--- Start Dataset ---

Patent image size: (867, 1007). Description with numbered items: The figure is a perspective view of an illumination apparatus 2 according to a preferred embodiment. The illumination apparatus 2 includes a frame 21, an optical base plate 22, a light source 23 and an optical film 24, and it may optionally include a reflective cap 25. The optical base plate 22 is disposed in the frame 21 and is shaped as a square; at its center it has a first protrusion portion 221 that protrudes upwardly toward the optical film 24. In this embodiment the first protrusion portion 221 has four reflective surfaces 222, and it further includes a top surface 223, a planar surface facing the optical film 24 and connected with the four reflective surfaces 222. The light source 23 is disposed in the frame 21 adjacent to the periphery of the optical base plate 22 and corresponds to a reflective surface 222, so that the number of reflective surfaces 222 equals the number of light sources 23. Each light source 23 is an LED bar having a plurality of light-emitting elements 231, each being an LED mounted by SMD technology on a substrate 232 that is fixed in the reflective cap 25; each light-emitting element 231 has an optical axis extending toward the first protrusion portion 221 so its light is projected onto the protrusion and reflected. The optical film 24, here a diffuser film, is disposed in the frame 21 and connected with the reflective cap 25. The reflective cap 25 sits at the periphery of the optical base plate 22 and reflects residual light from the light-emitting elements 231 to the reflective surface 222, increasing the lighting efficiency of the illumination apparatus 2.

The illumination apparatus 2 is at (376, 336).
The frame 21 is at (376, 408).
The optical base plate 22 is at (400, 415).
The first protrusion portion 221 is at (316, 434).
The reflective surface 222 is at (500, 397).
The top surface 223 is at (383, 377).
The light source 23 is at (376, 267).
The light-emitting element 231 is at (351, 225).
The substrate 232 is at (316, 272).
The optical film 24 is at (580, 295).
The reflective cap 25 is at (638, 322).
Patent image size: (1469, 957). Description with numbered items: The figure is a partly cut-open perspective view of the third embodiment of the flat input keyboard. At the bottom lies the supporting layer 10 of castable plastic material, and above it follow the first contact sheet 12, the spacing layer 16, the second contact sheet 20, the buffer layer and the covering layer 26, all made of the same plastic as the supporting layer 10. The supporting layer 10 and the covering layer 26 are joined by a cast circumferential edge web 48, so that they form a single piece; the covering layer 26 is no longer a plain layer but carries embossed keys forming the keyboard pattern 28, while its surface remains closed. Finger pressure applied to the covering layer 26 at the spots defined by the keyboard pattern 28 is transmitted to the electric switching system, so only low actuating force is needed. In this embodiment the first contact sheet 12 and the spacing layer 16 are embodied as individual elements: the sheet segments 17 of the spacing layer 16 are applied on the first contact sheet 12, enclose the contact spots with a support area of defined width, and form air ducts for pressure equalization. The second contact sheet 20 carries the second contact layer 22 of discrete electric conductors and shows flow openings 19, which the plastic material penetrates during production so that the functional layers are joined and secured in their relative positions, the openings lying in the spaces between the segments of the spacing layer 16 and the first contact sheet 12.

--- End Dataset ---

» Given problem
List every line of the rows above that contains the word "film", matching case exactly.

» Right answer
Patent image size: (867, 1007). Description with numbered items: The figure is a perspective view of an illumination apparatus 2 according to a preferred embodiment. The illumination apparatus 2 includes a frame 21, an optical base plate 22, a light source 23 and an optical film 24, and it may optionally include a reflective cap 25. The optical base plate 22 is disposed in the frame 21 and is shaped as a square; at its center it has a first protrusion portion 221 that protrudes upwardly toward the optical film 24. In this embodiment the first protrusion portion 221 has four reflective surfaces 222, and it further includes a top surface 223, a planar surface facing the optical film 24 and connected with the four reflective surfaces 222. The light source 23 is disposed in the frame 21 adjacent to the periphery of the optical base plate 22 and corresponds to a reflective surface 222, so that the number of reflective surfaces 222 equals the number of light sources 23. Each light source 23 is an LED bar having a plurality of light-emitting elements 231, each being an LED mounted by SMD technology on a substrate 232 that is fixed in the reflective cap 25; each light-emitting element 231 has an optical axis extending toward the first protrusion portion 221 so its light is projected onto the protrusion and reflected. The optical film 24, here a diffuser film, is disposed in the frame 21 and connected with the reflective cap 25. The reflective cap 25 sits at the periphery of the optical base plate 22 and reflects residual light from the light-emitting elements 231 to the reflective surface 222, increasing the lighting efficiency of the illumination apparatus 2.
The optical film 24 is at (580, 295).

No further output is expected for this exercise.